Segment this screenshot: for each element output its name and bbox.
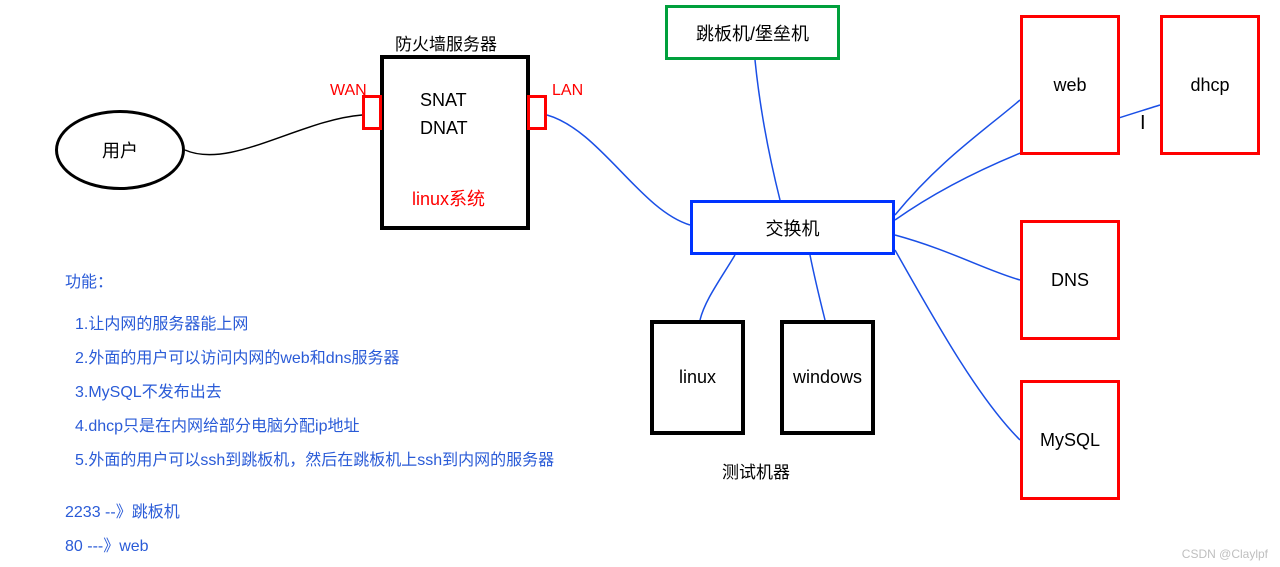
func-item: 1.让内网的服务器能上网: [75, 310, 554, 334]
watermark: CSDN @Claylpf: [1182, 547, 1268, 561]
diagram-canvas: { "colors":{ "black":"#000000", "red":"#…: [0, 0, 1280, 567]
wan-port: [362, 95, 382, 130]
node-switch: 交换机: [690, 200, 895, 255]
node-mysql: MySQL: [1020, 380, 1120, 500]
linux-os-label: linux系统: [412, 185, 485, 211]
dns-label: DNS: [1051, 270, 1089, 291]
functions-block: 功能： 1.让内网的服务器能上网 2.外面的用户可以访问内网的web和dns服务…: [75, 268, 554, 567]
node-dns: DNS: [1020, 220, 1120, 340]
jump-label: 跳板机/堡垒机: [696, 20, 809, 46]
lan-port: [527, 95, 547, 130]
mysql-label: MySQL: [1040, 430, 1100, 451]
func-item: 2.外面的用户可以访问内网的web和dns服务器: [75, 344, 554, 368]
switch-label: 交换机: [766, 215, 820, 241]
node-windows: windows: [780, 320, 875, 435]
windows-label: windows: [793, 367, 862, 388]
snat-label: SNAT: [420, 90, 467, 111]
node-user: 用户: [55, 110, 185, 190]
wan-label: WAN: [330, 82, 367, 100]
port-item: 2233 --》跳板机: [65, 498, 554, 522]
node-jump: 跳板机/堡垒机: [665, 5, 840, 60]
text-cursor-icon: I: [1140, 112, 1146, 135]
func-item: 5.外面的用户可以ssh到跳板机，然后在跳板机上ssh到内网的服务器: [75, 446, 554, 470]
web-label: web: [1053, 75, 1086, 96]
func-item: 4.dhcp只是在内网给部分电脑分配ip地址: [75, 412, 554, 436]
firewall-title: 防火墙服务器: [395, 30, 497, 55]
functions-title: 功能：: [65, 268, 554, 292]
port-item: 80 ---》web: [65, 532, 554, 556]
linux-label: linux: [679, 367, 716, 388]
dnat-label: DNAT: [420, 118, 468, 139]
node-dhcp: dhcp: [1160, 15, 1260, 155]
test-machines-label: 测试机器: [722, 458, 790, 483]
dhcp-label: dhcp: [1190, 75, 1229, 96]
node-web: web: [1020, 15, 1120, 155]
node-linux: linux: [650, 320, 745, 435]
lan-label: LAN: [552, 82, 583, 100]
func-item: 3.MySQL不发布出去: [75, 378, 554, 402]
user-label: 用户: [102, 137, 138, 163]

▶ **Directions for this task**: Please rewrite the rows above with "func-item" replaced by "function-item" wherever it appears, changing nothing else, and leave the pictures out.

▶ **Output for this exercise**:
Segment this screenshot: for each element output its name and bbox.
function-item: 1.让内网的服务器能上网: [75, 310, 554, 334]
watermark: CSDN @Claylpf: [1182, 547, 1268, 561]
diagram-canvas: { "colors":{ "black":"#000000", "red":"#…: [0, 0, 1280, 567]
wan-port: [362, 95, 382, 130]
node-switch: 交换机: [690, 200, 895, 255]
node-mysql: MySQL: [1020, 380, 1120, 500]
linux-os-label: linux系统: [412, 185, 485, 211]
dns-label: DNS: [1051, 270, 1089, 291]
functions-block: 功能： 1.让内网的服务器能上网 2.外面的用户可以访问内网的web和dns服务…: [75, 268, 554, 567]
node-dns: DNS: [1020, 220, 1120, 340]
jump-label: 跳板机/堡垒机: [696, 20, 809, 46]
lan-port: [527, 95, 547, 130]
mysql-label: MySQL: [1040, 430, 1100, 451]
function-item: 2.外面的用户可以访问内网的web和dns服务器: [75, 344, 554, 368]
switch-label: 交换机: [766, 215, 820, 241]
node-windows: windows: [780, 320, 875, 435]
windows-label: windows: [793, 367, 862, 388]
snat-label: SNAT: [420, 90, 467, 111]
node-user: 用户: [55, 110, 185, 190]
wan-label: WAN: [330, 82, 367, 100]
port-item: 2233 --》跳板机: [65, 498, 554, 522]
node-jump: 跳板机/堡垒机: [665, 5, 840, 60]
text-cursor-icon: I: [1140, 112, 1146, 135]
function-item: 5.外面的用户可以ssh到跳板机，然后在跳板机上ssh到内网的服务器: [75, 446, 554, 470]
web-label: web: [1053, 75, 1086, 96]
function-item: 4.dhcp只是在内网给部分电脑分配ip地址: [75, 412, 554, 436]
firewall-title: 防火墙服务器: [395, 30, 497, 55]
functions-title: 功能：: [65, 268, 554, 292]
port-item: 80 ---》web: [65, 532, 554, 556]
linux-label: linux: [679, 367, 716, 388]
dnat-label: DNAT: [420, 118, 468, 139]
node-dhcp: dhcp: [1160, 15, 1260, 155]
test-machines-label: 测试机器: [722, 458, 790, 483]
dhcp-label: dhcp: [1190, 75, 1229, 96]
node-web: web: [1020, 15, 1120, 155]
node-linux: linux: [650, 320, 745, 435]
lan-label: LAN: [552, 82, 583, 100]
function-item: 3.MySQL不发布出去: [75, 378, 554, 402]
user-label: 用户: [102, 137, 138, 163]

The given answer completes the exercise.